• _Source document_:
>>
Both the ETF Complete portfolio and its benchmark, SPY, ended the week negative with the ETF Complete underperforming by a little over 1%. We were stopped out of one of our positions, SOXL, after a large four-day selloff. Unfortunately for the model, the ETF recovered a portion of those gains on Friday after rumors that Intel was in talks to acquire Altera.
The SPY closed the week down over 2% and remains in a rather precarious situation breaking below the 50 DMA this week and right back into the middle of the price action for the last five months.
A number of ETFs in our holdings remain close to being replaced. There is the possibility of a new position taking the place of SOXL on that ETFs weakness. IFN continues to underperform and it seems likely that if the trend continues, it may finally be replaced next week. Currently, EWG (Germany) would be the ETF to replace it. And finally, QQQ in the global macro model would likely be replaced in the broader markets continue to selloff next week.
There was a live coaching webinar this week. A recording of the webinar is available in the members area.
Go to the Model Portfolio to view breakdown of all the ETF Complete Portfolio’s current positions and past performance:
If you have any questions about getting started please drop us an email at: [email protected]
This Week’s Strategy Lesson: Momentum (Part 3)
We are now in the third part of this series looking at the concept of momentum in financial markets. We first looked at a few examples of ETF model trades that showed how momentum can push an ETF to new highs. Last week we saw that price appreciation by itself can be a reliable signal about continued and future gains. However, we still haven’t really addressed the underlying causes of this relationship.
Three Types of Systems
In economics, we talk a lot about system design. Knowing how different components inter-relate to each other can teach us a lot about why things react the way they do and a little about predicting what might happen next. While the ETF models focus on primarily on one of these systems, it is helpful to have some understanding of how they operate.
Homeostatic Systems
A homeostatic system is a self-balancing system. What this means is that when a change occurs, there are automatic processes that kick-in to bring the system back into alignment.
<<
• _Information shown_:
>>
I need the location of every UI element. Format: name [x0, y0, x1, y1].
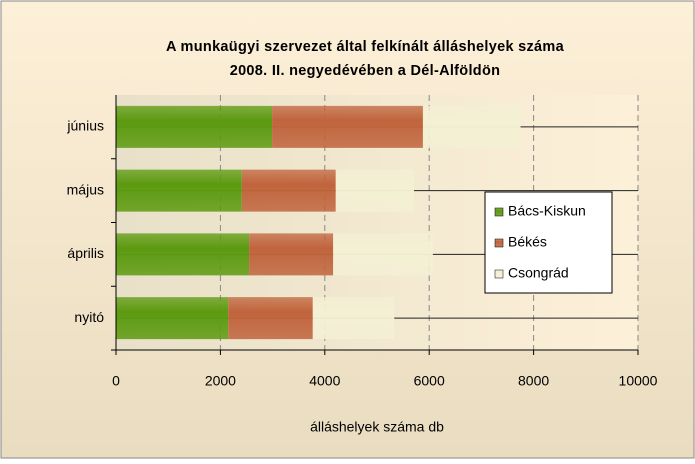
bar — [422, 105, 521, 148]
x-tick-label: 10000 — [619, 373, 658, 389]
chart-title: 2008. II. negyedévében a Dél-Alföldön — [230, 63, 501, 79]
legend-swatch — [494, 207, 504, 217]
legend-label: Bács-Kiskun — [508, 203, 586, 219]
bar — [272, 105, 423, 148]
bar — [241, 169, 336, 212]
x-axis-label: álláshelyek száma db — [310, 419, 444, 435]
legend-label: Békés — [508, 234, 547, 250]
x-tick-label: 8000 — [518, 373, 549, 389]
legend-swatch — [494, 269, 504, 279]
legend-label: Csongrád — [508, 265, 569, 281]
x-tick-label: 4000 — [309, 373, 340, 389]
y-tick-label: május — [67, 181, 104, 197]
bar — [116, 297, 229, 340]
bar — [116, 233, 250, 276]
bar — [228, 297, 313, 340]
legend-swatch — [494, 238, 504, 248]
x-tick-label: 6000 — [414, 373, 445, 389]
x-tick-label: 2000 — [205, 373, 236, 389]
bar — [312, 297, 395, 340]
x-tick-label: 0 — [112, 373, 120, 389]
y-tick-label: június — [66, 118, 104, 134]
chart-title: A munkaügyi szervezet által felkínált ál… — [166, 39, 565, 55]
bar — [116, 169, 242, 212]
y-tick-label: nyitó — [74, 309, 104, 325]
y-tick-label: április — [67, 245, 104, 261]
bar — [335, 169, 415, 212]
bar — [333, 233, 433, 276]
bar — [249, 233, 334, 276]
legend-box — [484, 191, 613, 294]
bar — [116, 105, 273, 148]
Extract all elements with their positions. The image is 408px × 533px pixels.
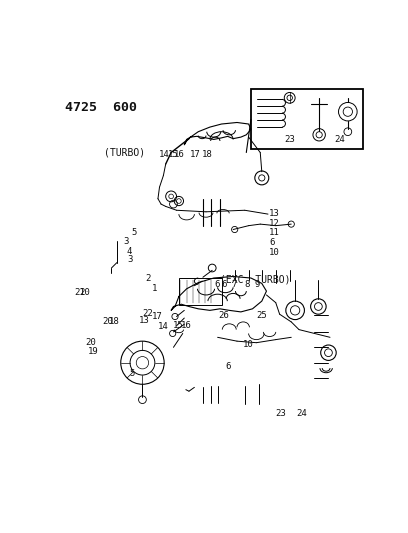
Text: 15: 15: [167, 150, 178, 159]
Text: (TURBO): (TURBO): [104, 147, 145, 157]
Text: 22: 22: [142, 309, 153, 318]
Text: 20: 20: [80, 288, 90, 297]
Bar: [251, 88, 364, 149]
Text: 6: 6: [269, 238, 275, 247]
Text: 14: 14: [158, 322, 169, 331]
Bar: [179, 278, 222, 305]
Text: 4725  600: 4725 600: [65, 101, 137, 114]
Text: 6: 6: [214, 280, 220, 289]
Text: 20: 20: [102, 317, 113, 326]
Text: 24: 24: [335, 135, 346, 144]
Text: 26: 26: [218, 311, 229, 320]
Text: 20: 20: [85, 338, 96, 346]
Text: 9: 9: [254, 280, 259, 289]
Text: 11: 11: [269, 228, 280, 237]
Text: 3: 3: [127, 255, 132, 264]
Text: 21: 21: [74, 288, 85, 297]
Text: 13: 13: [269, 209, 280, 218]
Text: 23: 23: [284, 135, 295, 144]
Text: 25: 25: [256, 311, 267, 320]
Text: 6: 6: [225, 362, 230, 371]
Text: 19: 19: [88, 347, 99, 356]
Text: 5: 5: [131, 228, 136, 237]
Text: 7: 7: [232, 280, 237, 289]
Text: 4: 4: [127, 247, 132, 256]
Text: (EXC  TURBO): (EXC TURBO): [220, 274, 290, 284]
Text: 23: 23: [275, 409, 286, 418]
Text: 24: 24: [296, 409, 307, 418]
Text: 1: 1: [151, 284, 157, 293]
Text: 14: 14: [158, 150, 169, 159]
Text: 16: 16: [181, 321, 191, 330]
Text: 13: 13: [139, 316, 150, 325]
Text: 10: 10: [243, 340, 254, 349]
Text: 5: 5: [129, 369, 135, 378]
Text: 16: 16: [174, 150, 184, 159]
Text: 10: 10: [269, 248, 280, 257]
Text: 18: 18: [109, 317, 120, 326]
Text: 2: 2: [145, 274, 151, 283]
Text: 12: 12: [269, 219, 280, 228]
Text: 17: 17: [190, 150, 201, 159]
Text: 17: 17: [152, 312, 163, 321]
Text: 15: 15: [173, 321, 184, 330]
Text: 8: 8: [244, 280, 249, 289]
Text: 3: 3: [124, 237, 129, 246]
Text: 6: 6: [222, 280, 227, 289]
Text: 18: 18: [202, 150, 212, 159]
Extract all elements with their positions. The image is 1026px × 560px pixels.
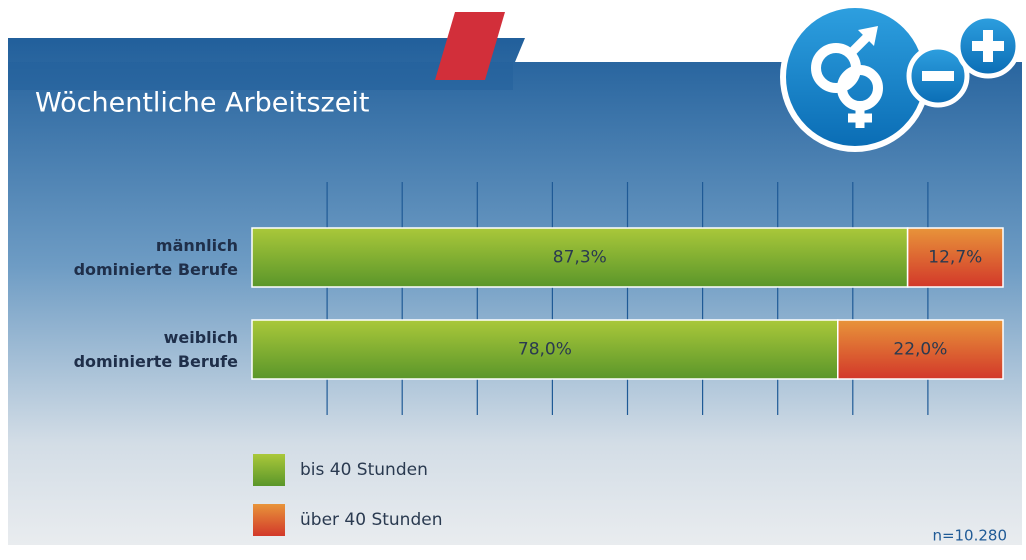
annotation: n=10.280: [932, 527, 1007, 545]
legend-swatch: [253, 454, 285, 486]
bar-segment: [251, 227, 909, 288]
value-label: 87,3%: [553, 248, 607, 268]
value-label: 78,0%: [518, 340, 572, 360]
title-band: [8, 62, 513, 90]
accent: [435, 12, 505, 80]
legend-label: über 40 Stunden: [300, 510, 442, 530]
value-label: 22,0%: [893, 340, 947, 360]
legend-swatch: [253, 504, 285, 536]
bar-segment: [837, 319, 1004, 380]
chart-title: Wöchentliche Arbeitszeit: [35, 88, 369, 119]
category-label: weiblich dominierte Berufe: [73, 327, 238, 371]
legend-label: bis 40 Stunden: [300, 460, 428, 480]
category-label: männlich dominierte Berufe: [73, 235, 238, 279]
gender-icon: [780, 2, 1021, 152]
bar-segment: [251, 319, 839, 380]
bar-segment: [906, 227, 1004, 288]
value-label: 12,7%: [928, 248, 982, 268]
<<
• _Work instructions_:
[A] Say whether each statement agrees with the portfolio update: (i) SPY closed the week down more than 2%. (ii) The portfolio was stopped out of its QQQ position. (iii) A recording of the coaching webinar can be found in the members area. Answer yes or no for each and quote the words of the portfolio update that decide it.
[B] Please rewrite the records from the line that contains "annotation: n=10.280: [932, 527, 1007, 545]" through the end of the records, replacing "value-label" with "data-label" and changing nothing else.
The records are unrelated to the portfolio update.

• _Per-task answers_:
[A]
(i) Yes: "The SPY closed the week down over 2%"
(ii) No: "We were stopped out of one of our positions, SOXL"
(iii) Yes: "A recording of the webinar is available in the members area."

[B]
annotation: n=10.280: [932, 527, 1007, 545]
legend-swatch: [253, 454, 285, 486]
bar-segment: [251, 227, 909, 288]
data-label: 87,3%: [553, 248, 607, 268]
data-label: 78,0%: [518, 340, 572, 360]
title-band: [8, 62, 513, 90]
accent: [435, 12, 505, 80]
legend-label: über 40 Stunden: [300, 510, 442, 530]
data-label: 22,0%: [893, 340, 947, 360]
legend-swatch: [253, 504, 285, 536]
bar-segment: [837, 319, 1004, 380]
chart-title: Wöchentliche Arbeitszeit: [35, 88, 369, 119]
category-label: weiblich dominierte Berufe: [73, 327, 238, 371]
legend-label: bis 40 Stunden: [300, 460, 428, 480]
category-label: männlich dominierte Berufe: [73, 235, 238, 279]
gender-icon: [780, 2, 1021, 152]
bar-segment: [251, 319, 839, 380]
bar-segment: [906, 227, 1004, 288]
data-label: 12,7%: [928, 248, 982, 268]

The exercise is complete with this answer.